> [LISTA DE TAREFAS]
**A.** Copie do extrato sobre o regime democrático a passagem entre "Segundo Claus Offe, o" e "as eleições seguintes.", inclusive.
**B.** No extrato sobre o regime democrático, qual é a dupla função do Estado, segundo Claus Offe?

Segundo Claus Offe, o regime democrático é aquele em que mais eficientemente o Estado consegue cumprir sua dupla função: realizar a valorização do capital e, simultaneamente, ocultá-la. De um lado, o Estado vale-se dos chamados filtros12, que lhe permitem convencer a sociedade sobre o caráter social das políticas particulares que implementa; de outro, vale-se do sufrágio popular para justificar decisões que favoreçam o capital, como decisões de corresponsabilidade social, na medida em que sejam aprovadas previamente no processo eleitoral, com a eleição dos seus representantes. O regime democrático dispõe, ainda, da possibilidade de administração dos conflitos sociais, canalizando a indignação popular para as eleições seguintes.

> [TRECHO DE ORIGEM]
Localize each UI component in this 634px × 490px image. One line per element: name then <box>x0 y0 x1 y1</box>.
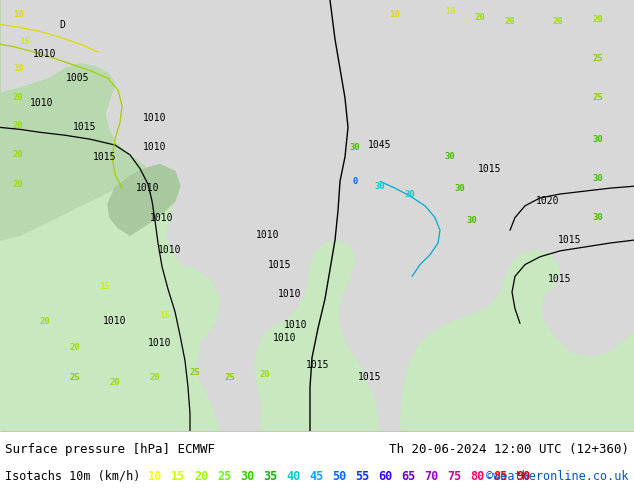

> [RESPOSTAS]
**A.**
Segundo Claus Offe, o regime democrático é aquele em que mais eficientemente o Estado consegue cumprir sua dupla função: realizar a valorização do capital e, simultaneamente, ocultá-la. De um lado, o Estado vale-se dos chamados filtros12, que lhe permitem convencer a sociedade sobre o caráter social das políticas particulares que implementa; de outro, vale-se do sufrágio popular para justificar decisões que favoreçam o capital, como decisões de corresponsabilidade social, na medida em que sejam aprovadas previamente no processo eleitoral, com a eleição dos seus representantes. O regime democrático dispõe, ainda, da possibilidade de administração dos conflitos sociais, canalizando a indignação popular para as eleições seguintes.

**B.** Realizar a valorização do capital e, simultaneamente, ocultá-la.